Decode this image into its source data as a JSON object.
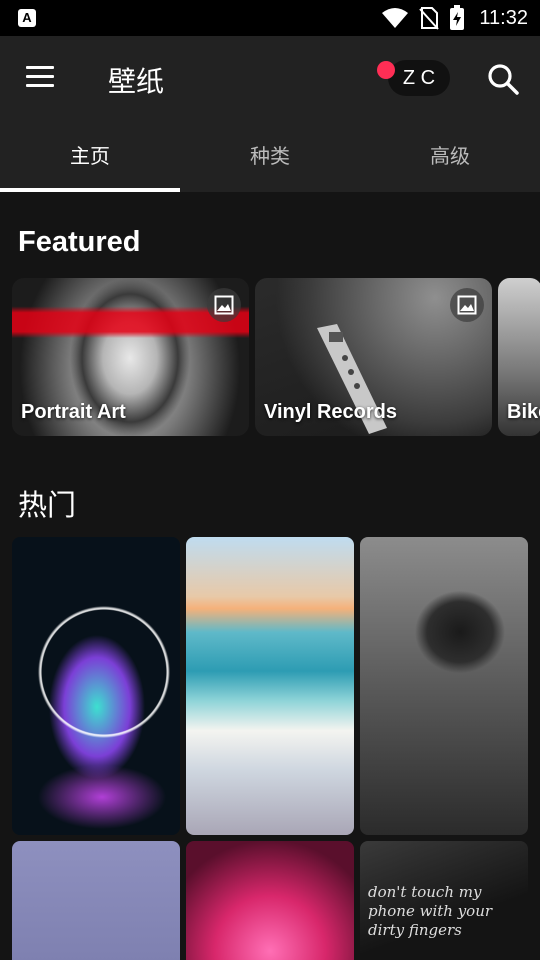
{
  "status_bar": {
    "time": "11:32",
    "icons": [
      "app-notification-icon",
      "wifi-icon",
      "no-sim-icon",
      "battery-charging-icon"
    ]
  },
  "app_bar": {
    "title": "壁纸",
    "pill_text": "Z C",
    "icons": [
      "menu-icon",
      "search-icon"
    ],
    "colors": {
      "bar": "#222222",
      "dot": "#ff2e55"
    }
  },
  "tabs": [
    {
      "label": "主页",
      "active": true
    },
    {
      "label": "种类",
      "active": false
    },
    {
      "label": "高级",
      "active": false
    }
  ],
  "featured": {
    "title": "Featured",
    "cards": [
      {
        "label": "Portrait Art",
        "badge_icon": "image-icon"
      },
      {
        "label": "Vinyl Records",
        "badge_icon": "image-icon"
      },
      {
        "label": "Bike"
      }
    ]
  },
  "hot": {
    "title": "热门",
    "tiles": [
      {
        "subject": "wolf-neon"
      },
      {
        "subject": "beach-waves"
      },
      {
        "subject": "black-rose"
      },
      {
        "subject": "lavender"
      },
      {
        "subject": "pink-sparkle"
      },
      {
        "subject": "text-quote",
        "text": "don't touch my phone with your dirty fingers"
      }
    ]
  }
}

### SHORT EXERCISE
The records above must be echoed exactly, minus their pictures.

### THE SOLUTION
Decode this image into its source data as a JSON object.
{
  "status_bar": {
    "time": "11:32",
    "icons": [
      "app-notification-icon",
      "wifi-icon",
      "no-sim-icon",
      "battery-charging-icon"
    ]
  },
  "app_bar": {
    "title": "壁纸",
    "pill_text": "Z C",
    "icons": [
      "menu-icon",
      "search-icon"
    ],
    "colors": {
      "bar": "#222222",
      "dot": "#ff2e55"
    }
  },
  "tabs": [
    {
      "label": "主页",
      "active": true
    },
    {
      "label": "种类",
      "active": false
    },
    {
      "label": "高级",
      "active": false
    }
  ],
  "featured": {
    "title": "Featured",
    "cards": [
      {
        "label": "Portrait Art",
        "badge_icon": "image-icon"
      },
      {
        "label": "Vinyl Records",
        "badge_icon": "image-icon"
      },
      {
        "label": "Bike"
      }
    ]
  },
  "hot": {
    "title": "热门",
    "tiles": [
      {
        "subject": "wolf-neon"
      },
      {
        "subject": "beach-waves"
      },
      {
        "subject": "black-rose"
      },
      {
        "subject": "lavender"
      },
      {
        "subject": "pink-sparkle"
      },
      {
        "subject": "text-quote",
        "text": "don't touch my phone with your dirty fingers"
      }
    ]
  }
}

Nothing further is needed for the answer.